To be done:
a: From the discussion on desktop search, reproduce the stretch from "Another front in" through "the latest files..".
b: Name every company mentioned in the opening paragraph of the desktop search discussion.

Excerpt to read:
=-=-=-=-=

Another front in the on-going battle between Microsoft and Google is about to be opened. By the end of 2004 Microsoft aims to launch search software to find any kind of file on a PC hard drive. The move is in answer to Google’s release of its own search tool that catalogues data on desktop PCs. The desktop search market is as Google, AOL, Yahoo and many smaller firms tout programs that help people find files.
A repeat of the browser wars perhaps? Not likely. But we may see some great search technology come out of this. Personally I’d love to see something like Linux’s slocate command & database.
Seeing all these “search engines” on a local machine tells
me some nicer way of managing files is needed.
And if nothing else, thwy should atleast be more realtime, so
each time you search you always search the latest files..
Please help us to help you to help us, that’s what it is.
I saw on the news that they also released a desktop search tool.. Beeing a user of Agent, I find their desktop solutions very well suited to users..
….when every darn thing that happens in our industry is no longer shown in light of some kind of war between rich people.
There IS a locate for windows. Sorry, don’t have time to provide a link, but there is at least one version.
Oh well, my BeOS can find any file, without extra programs, companies, or whatever . Long live BeFS!
Is there supposed to be a link to a story? Or is this just a random “we need news” thing?
I miss BeOS’s search technologies
Wans’t there supposed to be something like it being developed for GNOME? And wouldn’t it be nice if GNOME could use the locate database?
sure search war is building up, but my question is that how many of you need to search for files that too dip? Not me. I barely even use search feature of WinXP.
if you organise them nicely at the time of saving it then you don’t need search engine.
“Oh well, my BeOS can find any file, without extra programs, companies, or whatever . Long live BeFS!”
every OS search feature does that
it is just a case of doing it smartly!
no need to bring BEOS in this.
sure BEOS is good I also kinda liked it but stop whinning about it.
I am very much annoyed by all such posts
even if it is firefox article Opera users throw mud at them if article is about Opera firefox users throw mud at opera users.
I would suggest Egunia to take some serious action against such posters
Anyone who’s used the beta of Google Desktop knows that it’s nowhere near ready for widespread use. You have to be logged in as admin to even use it, plus it’s skimpy interface is awful. Their “Less is More” approach may have worked for the web, but it won’t work on the desktop. And don’t even start about security (or lack thereof) on it. It’s not even a half-baked product at this point; Google has their work cut out for them.
@Mike: Copernic is very powerful and is probably the best search tool out there right now for Windows, however it’s pretty resource intensive (lots of memory)…so it’s a tradeoff. I recommend it highly though.
@Thom: You can currently do this on Windows as well, however as we all know, performance is hideous. Performance gains can be increased by turning on Index Service, however this introduces some resource consumption issues, and wreaks havoc on ASP.NET applications.

=-=-=-=-=

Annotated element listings

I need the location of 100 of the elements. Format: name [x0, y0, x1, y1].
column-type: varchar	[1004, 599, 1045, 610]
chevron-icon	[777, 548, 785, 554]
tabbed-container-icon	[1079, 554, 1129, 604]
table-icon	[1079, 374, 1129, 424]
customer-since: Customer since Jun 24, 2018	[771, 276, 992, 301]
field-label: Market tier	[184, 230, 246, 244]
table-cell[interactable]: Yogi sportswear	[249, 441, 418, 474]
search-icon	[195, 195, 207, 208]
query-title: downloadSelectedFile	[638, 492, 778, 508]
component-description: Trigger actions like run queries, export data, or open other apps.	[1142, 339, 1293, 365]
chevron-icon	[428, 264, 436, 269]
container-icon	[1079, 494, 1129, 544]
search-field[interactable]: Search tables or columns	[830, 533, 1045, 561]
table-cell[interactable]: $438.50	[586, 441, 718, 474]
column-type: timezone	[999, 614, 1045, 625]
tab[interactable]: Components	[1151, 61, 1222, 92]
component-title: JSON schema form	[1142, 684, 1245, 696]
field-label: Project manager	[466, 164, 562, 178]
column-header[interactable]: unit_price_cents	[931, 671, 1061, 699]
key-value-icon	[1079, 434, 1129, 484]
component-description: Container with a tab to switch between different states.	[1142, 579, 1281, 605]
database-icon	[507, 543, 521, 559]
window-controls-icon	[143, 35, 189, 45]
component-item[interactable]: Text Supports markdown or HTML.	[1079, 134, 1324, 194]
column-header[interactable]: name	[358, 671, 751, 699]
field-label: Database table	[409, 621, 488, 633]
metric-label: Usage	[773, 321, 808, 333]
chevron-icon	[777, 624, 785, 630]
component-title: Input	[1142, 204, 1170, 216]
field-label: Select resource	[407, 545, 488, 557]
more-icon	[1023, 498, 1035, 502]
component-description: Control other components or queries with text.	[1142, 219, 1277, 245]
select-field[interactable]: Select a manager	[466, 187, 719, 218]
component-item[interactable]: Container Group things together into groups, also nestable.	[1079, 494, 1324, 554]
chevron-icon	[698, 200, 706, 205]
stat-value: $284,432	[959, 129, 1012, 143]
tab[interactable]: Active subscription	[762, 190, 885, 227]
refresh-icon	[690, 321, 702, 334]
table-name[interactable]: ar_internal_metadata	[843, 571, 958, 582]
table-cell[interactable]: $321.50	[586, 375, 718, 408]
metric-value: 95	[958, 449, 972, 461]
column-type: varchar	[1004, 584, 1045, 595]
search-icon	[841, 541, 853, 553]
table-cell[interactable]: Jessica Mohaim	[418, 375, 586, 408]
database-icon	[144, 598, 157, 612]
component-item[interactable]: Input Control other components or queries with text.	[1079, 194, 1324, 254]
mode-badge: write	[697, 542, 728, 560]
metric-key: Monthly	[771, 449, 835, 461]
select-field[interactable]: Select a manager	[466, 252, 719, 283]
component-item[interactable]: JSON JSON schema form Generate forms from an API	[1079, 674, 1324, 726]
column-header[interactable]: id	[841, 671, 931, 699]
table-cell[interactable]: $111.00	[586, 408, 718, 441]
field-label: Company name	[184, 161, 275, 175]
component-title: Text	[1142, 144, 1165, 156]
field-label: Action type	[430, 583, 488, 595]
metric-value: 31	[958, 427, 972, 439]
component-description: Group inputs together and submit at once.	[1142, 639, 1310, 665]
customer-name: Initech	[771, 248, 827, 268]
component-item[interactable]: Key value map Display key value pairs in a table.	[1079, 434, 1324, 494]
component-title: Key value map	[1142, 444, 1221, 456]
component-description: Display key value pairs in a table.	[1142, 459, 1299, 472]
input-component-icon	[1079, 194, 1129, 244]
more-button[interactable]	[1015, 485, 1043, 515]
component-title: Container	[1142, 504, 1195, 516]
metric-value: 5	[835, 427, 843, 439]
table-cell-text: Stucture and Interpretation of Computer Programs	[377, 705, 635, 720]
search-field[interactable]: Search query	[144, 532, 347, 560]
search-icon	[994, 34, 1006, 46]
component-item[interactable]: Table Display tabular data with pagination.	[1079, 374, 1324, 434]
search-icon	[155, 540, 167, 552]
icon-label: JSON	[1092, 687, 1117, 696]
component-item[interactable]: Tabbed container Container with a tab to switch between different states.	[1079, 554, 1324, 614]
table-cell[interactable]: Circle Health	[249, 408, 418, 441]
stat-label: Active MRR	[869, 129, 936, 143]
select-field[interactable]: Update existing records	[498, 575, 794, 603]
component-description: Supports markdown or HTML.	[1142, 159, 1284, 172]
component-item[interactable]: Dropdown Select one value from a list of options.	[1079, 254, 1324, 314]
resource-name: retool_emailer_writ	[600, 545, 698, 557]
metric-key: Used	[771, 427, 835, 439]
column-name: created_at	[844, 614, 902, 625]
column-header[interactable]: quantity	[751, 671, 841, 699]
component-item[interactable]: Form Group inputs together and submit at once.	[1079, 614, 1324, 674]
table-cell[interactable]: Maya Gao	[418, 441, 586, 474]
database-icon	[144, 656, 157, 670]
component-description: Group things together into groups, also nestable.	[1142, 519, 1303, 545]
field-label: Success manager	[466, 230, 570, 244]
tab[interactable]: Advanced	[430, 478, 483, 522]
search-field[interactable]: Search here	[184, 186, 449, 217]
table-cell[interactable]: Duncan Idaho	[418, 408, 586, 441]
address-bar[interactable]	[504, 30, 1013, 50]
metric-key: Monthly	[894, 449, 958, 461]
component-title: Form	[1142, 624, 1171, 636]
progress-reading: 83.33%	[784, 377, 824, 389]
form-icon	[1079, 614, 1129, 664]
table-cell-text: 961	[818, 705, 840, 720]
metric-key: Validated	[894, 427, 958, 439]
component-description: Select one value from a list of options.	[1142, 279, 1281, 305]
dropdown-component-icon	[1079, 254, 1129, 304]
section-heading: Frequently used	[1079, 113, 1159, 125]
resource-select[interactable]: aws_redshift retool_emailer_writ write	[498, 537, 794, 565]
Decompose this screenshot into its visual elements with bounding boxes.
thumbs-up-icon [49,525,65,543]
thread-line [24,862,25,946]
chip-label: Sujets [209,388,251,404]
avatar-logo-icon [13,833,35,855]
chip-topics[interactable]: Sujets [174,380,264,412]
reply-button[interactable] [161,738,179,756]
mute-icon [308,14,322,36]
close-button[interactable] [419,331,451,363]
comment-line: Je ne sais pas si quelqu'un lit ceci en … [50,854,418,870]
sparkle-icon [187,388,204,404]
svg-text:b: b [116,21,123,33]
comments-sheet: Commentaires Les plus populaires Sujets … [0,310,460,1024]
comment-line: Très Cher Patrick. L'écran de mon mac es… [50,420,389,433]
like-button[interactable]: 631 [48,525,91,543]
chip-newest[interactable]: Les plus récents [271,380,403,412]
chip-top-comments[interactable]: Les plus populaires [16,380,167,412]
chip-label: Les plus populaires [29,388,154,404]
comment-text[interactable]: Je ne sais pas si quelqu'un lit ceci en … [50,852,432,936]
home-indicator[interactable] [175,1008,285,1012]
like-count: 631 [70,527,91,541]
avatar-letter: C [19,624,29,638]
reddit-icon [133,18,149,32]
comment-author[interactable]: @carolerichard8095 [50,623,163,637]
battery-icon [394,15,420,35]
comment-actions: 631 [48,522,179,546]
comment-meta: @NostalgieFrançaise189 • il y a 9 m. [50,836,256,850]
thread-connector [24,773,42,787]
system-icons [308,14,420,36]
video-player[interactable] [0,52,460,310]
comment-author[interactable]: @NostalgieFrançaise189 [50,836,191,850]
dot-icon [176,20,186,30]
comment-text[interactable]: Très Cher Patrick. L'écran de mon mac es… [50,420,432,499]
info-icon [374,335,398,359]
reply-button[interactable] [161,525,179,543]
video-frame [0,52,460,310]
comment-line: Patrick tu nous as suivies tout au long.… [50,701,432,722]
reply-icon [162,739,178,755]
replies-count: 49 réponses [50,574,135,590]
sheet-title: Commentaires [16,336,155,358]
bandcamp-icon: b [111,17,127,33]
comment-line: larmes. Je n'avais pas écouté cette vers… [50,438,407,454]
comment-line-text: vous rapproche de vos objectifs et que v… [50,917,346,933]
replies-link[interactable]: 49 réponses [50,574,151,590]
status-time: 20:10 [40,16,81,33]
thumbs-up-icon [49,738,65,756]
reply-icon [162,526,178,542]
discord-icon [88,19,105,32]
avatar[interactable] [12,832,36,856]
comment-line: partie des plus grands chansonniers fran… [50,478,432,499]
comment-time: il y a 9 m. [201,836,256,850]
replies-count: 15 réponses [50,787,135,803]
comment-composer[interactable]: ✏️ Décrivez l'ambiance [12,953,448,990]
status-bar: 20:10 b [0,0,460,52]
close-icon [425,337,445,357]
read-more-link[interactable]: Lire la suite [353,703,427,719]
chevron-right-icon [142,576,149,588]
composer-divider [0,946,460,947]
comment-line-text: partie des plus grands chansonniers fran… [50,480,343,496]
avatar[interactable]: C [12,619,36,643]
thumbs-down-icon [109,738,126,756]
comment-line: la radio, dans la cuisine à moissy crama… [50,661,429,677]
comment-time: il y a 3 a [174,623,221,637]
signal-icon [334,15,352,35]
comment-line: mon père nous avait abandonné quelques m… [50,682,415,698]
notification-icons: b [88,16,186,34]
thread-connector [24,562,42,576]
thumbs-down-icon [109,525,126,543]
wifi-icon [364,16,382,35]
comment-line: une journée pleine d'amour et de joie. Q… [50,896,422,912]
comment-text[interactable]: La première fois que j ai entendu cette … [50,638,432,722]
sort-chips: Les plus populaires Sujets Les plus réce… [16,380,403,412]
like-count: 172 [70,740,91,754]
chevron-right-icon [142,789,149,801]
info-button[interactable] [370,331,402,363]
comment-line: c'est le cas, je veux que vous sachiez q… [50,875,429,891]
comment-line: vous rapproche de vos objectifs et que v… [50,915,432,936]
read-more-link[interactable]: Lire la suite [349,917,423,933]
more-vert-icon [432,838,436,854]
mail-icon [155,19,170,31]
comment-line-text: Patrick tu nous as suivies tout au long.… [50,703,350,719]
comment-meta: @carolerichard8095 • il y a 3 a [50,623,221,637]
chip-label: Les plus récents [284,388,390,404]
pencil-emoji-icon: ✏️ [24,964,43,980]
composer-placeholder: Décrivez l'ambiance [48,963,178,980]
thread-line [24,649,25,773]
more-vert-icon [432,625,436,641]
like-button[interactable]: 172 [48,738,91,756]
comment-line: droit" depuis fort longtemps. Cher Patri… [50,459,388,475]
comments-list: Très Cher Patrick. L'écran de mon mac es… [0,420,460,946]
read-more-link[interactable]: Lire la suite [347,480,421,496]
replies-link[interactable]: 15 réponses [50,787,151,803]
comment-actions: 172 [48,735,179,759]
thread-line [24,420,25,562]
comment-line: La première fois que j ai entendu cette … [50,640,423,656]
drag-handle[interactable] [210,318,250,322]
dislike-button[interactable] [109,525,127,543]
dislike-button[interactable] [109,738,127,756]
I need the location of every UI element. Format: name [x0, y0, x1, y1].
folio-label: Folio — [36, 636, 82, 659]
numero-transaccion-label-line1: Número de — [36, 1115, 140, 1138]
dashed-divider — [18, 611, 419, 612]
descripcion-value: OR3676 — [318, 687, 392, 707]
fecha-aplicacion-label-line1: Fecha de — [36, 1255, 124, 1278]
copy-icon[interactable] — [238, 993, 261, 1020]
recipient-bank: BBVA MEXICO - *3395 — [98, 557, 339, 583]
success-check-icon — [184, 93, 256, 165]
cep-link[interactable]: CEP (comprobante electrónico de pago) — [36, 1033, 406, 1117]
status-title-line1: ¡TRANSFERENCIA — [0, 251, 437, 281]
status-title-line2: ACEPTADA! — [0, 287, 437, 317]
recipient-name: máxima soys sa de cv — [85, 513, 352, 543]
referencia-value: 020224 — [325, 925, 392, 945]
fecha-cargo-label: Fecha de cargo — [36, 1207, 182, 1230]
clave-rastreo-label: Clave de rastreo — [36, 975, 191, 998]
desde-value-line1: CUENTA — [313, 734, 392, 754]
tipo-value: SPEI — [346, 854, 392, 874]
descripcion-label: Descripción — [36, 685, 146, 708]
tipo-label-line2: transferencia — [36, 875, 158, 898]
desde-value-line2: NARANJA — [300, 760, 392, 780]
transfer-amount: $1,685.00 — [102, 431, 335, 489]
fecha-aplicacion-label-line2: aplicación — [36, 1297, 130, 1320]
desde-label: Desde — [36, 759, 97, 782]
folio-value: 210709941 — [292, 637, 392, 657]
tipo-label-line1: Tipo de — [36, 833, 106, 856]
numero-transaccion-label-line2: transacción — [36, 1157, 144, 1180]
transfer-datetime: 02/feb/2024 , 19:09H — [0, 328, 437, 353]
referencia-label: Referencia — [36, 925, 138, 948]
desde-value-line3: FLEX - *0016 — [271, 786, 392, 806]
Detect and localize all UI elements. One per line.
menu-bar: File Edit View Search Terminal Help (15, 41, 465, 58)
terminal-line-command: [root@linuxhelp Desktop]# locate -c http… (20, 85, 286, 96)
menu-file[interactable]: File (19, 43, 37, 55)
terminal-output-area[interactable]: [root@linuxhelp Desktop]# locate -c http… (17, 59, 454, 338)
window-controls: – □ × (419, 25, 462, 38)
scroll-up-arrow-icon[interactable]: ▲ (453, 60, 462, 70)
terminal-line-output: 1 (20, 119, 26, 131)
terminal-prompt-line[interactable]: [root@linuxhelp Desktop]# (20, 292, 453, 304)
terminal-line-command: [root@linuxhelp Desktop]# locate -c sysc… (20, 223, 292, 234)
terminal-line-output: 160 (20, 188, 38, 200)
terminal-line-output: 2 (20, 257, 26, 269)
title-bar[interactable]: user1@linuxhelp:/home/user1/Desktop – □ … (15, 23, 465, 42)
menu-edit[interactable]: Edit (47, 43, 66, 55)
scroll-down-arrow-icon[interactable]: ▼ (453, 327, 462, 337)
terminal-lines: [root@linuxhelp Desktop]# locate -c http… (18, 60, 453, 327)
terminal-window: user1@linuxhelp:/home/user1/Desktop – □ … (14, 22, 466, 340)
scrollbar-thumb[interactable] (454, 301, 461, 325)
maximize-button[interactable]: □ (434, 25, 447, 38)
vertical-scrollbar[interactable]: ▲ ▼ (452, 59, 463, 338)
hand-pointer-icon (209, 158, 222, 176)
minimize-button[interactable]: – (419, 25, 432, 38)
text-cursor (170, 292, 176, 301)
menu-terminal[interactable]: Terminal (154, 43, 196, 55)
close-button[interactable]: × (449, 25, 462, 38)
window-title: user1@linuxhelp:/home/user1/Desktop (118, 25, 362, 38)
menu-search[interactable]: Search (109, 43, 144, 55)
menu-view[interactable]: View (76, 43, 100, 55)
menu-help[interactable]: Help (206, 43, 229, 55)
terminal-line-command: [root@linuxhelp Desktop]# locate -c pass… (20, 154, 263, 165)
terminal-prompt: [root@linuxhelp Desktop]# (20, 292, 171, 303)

=-=-=-=-=

Responses to the tasks:
a:
Another front in the on-going battle between Microsoft and Google is about to be opened. By the end of 2004 Microsoft aims to launch search software to find any kind of file on a PC hard drive. The move is in answer to Google’s release of its own search tool that catalogues data on desktop PCs. The desktop search market is as Google, AOL, Yahoo and many smaller firms tout programs that help people find files.
A repeat of the browser wars perhaps? Not likely. But we may see some great search technology come out of this. Personally I’d love to see something like Linux’s slocate command & database.
Seeing all these “search engines” on a local machine tells
me some nicer way of managing files is needed.
And if nothing else, thwy should atleast be more realtime, so
each time you search you always search the latest files..

b: Microsoft, Google, AOL, Yahoo